__Selected passage__
┄┄┄┄┄┄┄┄┄┄
Pentagon's Blacklisting of Chinese Tech Firms Called Counterproductive

Miles Bennett
Published todayAbout 4 min read

KraneShares CIO Brendan Ahern says the US blacklisting of Chinese tech firms has "completely backfired," adding that US investor sentiment toward Chinese stocks shows early signs of warming — the market is repricing containment pressure.

01

Who said what?

KraneShares CIO Brendan Ahern stated publicly that the Pentagon's blacklisting of Chinese tech firms has "completely backfired."
KraneShares is an asset manager focused on China exposure. This means → this is not a bystander's opinion — it comes from someone deploying real capital into Chinese assets.
Ahern added that US investor sentiment toward Chinese stocks is showing "early signs of warming."
02

Why "backfired"?

The blacklist was designed to cut off funding and technology flows to Chinese tech firms, slowing their development.
In plain terms = Washington tried to choke the supply chain, but some institutional investors believe the result is China accelerating self-reliance — the harder the squeeze, the stronger the push to build domestically.
┄┄┄┄┄┄┄┄┄┄
__Data under study__
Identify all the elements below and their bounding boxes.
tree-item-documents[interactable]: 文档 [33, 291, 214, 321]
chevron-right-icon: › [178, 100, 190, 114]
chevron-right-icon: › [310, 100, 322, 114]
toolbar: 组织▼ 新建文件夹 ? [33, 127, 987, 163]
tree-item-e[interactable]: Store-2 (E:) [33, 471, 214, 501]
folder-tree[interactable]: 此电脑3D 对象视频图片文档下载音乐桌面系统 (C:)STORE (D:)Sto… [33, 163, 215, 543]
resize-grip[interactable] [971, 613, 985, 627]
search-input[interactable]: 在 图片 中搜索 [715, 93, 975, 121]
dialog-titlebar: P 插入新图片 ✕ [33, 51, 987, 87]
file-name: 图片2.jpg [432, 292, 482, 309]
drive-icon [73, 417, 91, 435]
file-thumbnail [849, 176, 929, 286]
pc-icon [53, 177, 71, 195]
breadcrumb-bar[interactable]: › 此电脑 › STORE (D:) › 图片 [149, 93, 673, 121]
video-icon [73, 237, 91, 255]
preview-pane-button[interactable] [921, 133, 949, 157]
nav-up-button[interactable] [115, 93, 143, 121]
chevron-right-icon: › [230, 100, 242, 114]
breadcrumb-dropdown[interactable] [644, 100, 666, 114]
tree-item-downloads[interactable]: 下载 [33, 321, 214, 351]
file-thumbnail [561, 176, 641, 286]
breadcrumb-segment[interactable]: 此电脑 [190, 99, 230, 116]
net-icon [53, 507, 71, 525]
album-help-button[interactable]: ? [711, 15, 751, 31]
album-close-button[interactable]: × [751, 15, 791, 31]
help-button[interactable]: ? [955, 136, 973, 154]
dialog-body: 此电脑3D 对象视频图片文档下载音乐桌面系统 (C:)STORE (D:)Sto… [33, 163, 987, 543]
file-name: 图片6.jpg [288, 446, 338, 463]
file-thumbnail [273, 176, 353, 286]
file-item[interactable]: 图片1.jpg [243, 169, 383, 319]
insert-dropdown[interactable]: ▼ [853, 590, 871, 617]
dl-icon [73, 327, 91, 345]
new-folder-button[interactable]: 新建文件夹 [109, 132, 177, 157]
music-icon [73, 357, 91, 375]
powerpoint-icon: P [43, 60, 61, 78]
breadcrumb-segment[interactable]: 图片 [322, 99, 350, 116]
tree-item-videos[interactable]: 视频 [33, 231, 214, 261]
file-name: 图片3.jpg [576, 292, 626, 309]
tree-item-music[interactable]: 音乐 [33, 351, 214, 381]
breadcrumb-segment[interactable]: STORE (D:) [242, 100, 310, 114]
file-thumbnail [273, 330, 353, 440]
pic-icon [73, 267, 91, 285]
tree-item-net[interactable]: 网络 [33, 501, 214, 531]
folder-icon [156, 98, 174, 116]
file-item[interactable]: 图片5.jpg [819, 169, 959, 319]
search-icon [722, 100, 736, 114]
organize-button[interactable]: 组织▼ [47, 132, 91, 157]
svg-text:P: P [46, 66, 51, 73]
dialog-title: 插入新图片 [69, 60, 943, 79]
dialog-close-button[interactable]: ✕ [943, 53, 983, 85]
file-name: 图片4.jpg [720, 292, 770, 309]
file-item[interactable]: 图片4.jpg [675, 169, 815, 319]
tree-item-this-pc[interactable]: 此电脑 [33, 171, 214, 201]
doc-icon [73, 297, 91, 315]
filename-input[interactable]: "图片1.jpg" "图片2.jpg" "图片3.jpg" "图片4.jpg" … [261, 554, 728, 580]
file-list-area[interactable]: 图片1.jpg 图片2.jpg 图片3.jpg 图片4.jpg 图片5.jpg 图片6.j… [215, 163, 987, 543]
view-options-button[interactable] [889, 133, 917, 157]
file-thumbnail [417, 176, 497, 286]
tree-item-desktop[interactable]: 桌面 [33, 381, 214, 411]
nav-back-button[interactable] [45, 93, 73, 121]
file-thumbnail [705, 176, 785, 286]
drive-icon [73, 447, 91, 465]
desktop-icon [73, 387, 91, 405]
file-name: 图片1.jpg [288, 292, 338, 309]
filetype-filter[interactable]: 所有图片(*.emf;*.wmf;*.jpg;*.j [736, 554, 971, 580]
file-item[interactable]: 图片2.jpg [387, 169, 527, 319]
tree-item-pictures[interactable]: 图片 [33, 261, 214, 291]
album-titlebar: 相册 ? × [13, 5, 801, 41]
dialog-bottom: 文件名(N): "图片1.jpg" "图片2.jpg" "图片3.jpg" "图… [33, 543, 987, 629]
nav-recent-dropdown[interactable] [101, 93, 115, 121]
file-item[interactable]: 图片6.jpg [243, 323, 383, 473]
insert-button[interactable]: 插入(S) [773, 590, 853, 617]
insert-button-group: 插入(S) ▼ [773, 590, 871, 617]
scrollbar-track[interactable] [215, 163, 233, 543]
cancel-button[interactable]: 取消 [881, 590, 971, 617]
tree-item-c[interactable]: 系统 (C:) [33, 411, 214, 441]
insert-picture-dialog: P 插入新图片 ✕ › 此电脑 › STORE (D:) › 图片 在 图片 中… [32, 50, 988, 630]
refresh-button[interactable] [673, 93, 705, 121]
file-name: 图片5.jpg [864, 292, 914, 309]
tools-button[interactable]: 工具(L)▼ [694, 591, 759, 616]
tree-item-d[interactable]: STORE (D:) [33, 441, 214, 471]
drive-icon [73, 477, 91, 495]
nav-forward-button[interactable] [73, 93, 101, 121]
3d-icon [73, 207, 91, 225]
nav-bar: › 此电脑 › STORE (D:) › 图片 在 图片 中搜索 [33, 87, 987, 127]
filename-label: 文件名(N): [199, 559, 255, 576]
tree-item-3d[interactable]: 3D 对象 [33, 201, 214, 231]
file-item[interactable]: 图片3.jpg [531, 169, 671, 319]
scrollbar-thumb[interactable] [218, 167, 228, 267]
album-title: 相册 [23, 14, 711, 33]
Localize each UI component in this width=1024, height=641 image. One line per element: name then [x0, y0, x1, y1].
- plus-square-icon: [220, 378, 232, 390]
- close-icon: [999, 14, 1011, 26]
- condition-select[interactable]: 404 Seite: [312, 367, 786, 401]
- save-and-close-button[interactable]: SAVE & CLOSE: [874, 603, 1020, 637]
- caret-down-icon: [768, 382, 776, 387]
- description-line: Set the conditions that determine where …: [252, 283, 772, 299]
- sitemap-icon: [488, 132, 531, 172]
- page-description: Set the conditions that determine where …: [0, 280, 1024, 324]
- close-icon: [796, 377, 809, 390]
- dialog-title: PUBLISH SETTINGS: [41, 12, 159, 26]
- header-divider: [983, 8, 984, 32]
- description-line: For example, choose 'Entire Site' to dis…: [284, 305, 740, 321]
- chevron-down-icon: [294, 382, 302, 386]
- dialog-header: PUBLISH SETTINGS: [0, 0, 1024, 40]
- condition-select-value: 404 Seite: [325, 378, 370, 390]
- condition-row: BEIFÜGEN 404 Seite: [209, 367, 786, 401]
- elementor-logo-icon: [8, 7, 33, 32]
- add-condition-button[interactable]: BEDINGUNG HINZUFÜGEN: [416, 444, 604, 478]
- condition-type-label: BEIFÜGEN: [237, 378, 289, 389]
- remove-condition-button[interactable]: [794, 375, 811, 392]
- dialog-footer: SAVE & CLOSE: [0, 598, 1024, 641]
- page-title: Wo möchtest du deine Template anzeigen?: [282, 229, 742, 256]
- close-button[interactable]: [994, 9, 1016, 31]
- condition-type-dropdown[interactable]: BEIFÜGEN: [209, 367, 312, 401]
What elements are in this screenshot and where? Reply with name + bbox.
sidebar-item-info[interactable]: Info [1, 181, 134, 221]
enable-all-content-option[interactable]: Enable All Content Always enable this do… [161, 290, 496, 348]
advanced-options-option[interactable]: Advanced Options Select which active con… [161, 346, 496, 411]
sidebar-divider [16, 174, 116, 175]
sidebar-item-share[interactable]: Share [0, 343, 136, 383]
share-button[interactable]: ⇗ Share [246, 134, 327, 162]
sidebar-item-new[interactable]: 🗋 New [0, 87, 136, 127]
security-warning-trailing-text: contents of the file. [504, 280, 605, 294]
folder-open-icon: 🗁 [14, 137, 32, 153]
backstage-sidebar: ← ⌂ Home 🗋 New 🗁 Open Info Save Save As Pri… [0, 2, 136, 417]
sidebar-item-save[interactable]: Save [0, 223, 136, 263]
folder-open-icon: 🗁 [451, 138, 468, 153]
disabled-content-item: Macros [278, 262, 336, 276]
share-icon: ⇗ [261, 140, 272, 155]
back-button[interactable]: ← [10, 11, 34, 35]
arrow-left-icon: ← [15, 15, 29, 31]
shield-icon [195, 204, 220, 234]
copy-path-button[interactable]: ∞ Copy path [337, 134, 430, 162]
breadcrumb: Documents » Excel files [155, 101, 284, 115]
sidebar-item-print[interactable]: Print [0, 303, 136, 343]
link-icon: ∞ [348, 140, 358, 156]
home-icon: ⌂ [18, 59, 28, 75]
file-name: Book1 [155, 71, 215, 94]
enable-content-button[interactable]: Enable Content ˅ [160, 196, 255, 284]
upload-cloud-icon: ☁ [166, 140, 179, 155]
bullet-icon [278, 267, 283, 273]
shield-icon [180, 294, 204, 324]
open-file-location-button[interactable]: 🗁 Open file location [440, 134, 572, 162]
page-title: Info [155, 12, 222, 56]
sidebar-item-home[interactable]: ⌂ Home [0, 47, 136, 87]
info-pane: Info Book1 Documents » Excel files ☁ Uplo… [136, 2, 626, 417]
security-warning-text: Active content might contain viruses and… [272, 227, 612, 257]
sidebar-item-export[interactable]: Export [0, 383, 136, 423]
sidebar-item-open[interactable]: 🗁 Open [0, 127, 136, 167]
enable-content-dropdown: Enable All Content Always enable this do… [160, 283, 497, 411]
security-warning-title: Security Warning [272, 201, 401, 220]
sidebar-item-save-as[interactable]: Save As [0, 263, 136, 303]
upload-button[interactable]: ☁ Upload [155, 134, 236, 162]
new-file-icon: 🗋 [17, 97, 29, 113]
┄┄┄┄┄┄┄┄┄┄
__Complete the following__
1) From the article on the Pentagon's blacklist of Chinese tech firms, pull out the part starting at "KraneShares is an" and ending at "into Chinese assets.".
2) Write the next part of the article on the Pentagon's blacklist of Chinese tech firms, picking up after its last sentence.
The items are separate material and have nothing to do with the article on the Pentagon's blacklist of Chinese tech firms.

__Responses per task__
1)
KraneShares is an asset manager focused on China exposure. This means → this is not a bystander's opinion — it comes from someone deploying real capital into Chinese assets.

2)
This reflects a deeper market consensus forming: containment pressure has not destroyed investment value — it may have reshaped the investment thesis entirely.
03

What does this mean for investors?

The key variable has shifted: the question is no longer "will the blacklist expand?" but whether restrictions can actually suppress China's AI rise.
This means → if containment fails, the blacklist becomes a reverse filter — companies that survive under restrictions may have deeper moats.
Ahern's view represents some institutional investors, not a market consensus. Policy risk remains real; warming sentiment ≠ vanishing risk.

Content is for reference only, not financial advice.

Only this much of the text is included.